Problem to solve: Any picture among the records should be left out, please; retype the rest exactly.
--- Start Exercise materials ---
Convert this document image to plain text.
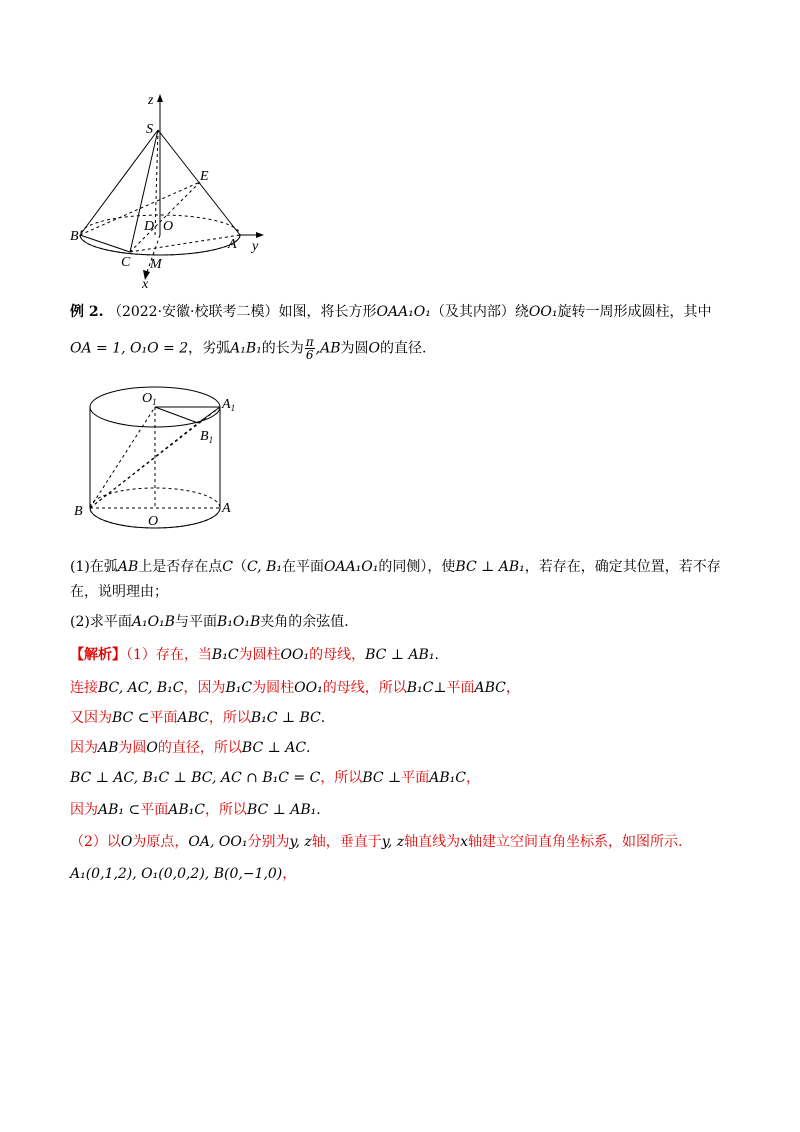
z
S
E
B
D O
A y
C M
x
例 2. （2022·安徽·校联考二模）如图，将长方形OAA₁O₁（及其内部）绕OO₁旋转一周形成圆柱，其中
OA = 1, O₁O = 2，劣弧A₁B₁的长为 $\frac{\pi}{6} ,AB$为圆O的直径.
$O_1$	$A_1$
$B_1$
B
O
A
(1)在弧AB上是否存在点C（C, B₁在平面OAA₁O₁的同侧），使BC ⊥ AB₁，若存在，确定其位置，若不存
在，说明理由；
(2)求平面A₁O₁B与平面B₁O₁B夹角的余弦值.
【解析】（1）存在，当B₁C为圆柱OO₁的母线，BC ⊥ AB₁.
连接BC, AC, B₁C，因为B₁C为圆柱OO₁的母线，所以B₁C⊥平面ABC，
又因为BC ⊂平面ABC，所以B₁C ⊥ BC.
因为AB为圆O的直径，所以BC ⊥ AC.
BC ⊥ AC, B₁C ⊥ BC, AC ∩ B₁C = C，所以BC ⊥平面AB₁C，
因为AB₁ ⊂平面AB₁C，所以BC ⊥ AB₁.
（2）以O为原点，OA, OO₁分别为y, z轴，垂直于y, z轴直线为x轴建立空间直角坐标系，如图所示.
A₁(0,1,2), O₁(0,0,2), B(0,−1,0)，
--- End Exercise materials ---
Output:
Convert this document image to plain text.
z
S
E
B
D O
A y
C M
x
例 2. （2022·安徽·校联考二模）如图，将长方形OAA₁O₁（及其内部）绕OO₁旋转一周形成圆柱，其中
OA = 1, O₁O = 2，劣弧A₁B₁的长为 $\frac{\pi}{6} ,AB$为圆O的直径.
$O_1$	$A_1$
$B_1$
B
O
A
(1)在弧AB上是否存在点C（C, B₁在平面OAA₁O₁的同侧），使BC ⊥ AB₁，若存在，确定其位置，若不存
在，说明理由；
(2)求平面A₁O₁B与平面B₁O₁B夹角的余弦值.
【解析】（1）存在，当B₁C为圆柱OO₁的母线，BC ⊥ AB₁.
连接BC, AC, B₁C，因为B₁C为圆柱OO₁的母线，所以B₁C⊥平面ABC，
又因为BC ⊂平面ABC，所以B₁C ⊥ BC.
因为AB为圆O的直径，所以BC ⊥ AC.
BC ⊥ AC, B₁C ⊥ BC, AC ∩ B₁C = C，所以BC ⊥平面AB₁C，
因为AB₁ ⊂平面AB₁C，所以BC ⊥ AB₁.
（2）以O为原点，OA, OO₁分别为y, z轴，垂直于y, z轴直线为x轴建立空间直角坐标系，如图所示.
A₁(0,1,2), O₁(0,0,2), B(0,−1,0)，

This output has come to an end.